▸ **What you should do**
Select the lines of the records containing the word "this" and list them.

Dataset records
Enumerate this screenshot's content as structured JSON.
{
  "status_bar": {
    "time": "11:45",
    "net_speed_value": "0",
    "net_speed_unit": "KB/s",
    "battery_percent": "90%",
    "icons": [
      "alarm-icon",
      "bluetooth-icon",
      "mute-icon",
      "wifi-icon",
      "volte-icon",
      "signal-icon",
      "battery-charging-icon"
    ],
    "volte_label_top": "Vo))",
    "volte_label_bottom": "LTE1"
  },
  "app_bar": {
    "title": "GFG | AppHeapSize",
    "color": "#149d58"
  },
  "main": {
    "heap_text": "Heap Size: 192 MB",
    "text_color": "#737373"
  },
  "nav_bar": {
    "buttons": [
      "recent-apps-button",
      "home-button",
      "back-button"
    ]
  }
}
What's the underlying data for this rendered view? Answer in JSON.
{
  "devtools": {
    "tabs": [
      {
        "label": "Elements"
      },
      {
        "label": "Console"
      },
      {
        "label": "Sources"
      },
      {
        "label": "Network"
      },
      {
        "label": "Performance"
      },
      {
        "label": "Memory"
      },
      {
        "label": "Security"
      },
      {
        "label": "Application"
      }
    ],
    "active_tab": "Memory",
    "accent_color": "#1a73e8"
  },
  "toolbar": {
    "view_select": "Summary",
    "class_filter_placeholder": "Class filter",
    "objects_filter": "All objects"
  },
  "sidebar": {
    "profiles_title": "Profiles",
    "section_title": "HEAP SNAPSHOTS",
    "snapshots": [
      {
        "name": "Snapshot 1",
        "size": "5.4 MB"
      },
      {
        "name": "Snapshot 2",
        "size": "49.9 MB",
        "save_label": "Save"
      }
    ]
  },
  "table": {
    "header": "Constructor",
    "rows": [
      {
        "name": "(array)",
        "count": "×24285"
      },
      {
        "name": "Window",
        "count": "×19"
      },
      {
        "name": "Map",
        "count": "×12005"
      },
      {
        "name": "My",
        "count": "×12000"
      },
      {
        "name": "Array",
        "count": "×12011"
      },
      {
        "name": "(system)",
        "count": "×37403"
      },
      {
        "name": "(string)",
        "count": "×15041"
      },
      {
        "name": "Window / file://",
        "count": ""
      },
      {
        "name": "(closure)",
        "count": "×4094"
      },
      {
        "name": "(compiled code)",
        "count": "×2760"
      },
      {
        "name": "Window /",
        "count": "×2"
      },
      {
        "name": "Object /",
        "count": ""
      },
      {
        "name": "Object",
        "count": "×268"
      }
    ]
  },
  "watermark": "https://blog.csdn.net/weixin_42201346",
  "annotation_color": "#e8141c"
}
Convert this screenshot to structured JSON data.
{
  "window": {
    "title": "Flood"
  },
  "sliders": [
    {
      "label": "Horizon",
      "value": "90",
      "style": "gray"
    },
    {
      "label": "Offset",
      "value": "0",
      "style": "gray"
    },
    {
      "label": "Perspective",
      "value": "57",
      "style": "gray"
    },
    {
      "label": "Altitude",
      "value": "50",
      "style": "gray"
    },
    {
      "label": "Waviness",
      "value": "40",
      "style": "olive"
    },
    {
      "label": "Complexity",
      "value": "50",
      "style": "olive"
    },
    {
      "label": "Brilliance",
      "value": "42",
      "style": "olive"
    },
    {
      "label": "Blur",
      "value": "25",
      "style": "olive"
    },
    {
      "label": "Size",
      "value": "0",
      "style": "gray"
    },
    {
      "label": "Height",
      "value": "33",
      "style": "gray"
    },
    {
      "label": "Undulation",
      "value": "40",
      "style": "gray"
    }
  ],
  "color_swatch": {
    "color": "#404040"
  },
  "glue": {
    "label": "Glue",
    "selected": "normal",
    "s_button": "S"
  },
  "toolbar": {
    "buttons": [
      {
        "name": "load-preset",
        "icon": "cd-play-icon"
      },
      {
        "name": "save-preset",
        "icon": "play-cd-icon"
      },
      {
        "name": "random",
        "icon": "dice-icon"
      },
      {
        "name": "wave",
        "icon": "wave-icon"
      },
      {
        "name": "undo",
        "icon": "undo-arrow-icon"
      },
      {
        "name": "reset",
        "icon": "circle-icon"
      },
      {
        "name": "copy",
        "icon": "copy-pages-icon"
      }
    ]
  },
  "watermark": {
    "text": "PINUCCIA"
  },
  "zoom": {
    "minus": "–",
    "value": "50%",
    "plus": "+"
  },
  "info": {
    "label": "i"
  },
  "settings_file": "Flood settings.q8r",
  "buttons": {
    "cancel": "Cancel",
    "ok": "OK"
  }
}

▸ **Full response**
Enumerate this screenshot's content as structured JSON.
What's the underlying data for this rendered view? Answer in JSON.
Convert this screenshot to structured JSON data.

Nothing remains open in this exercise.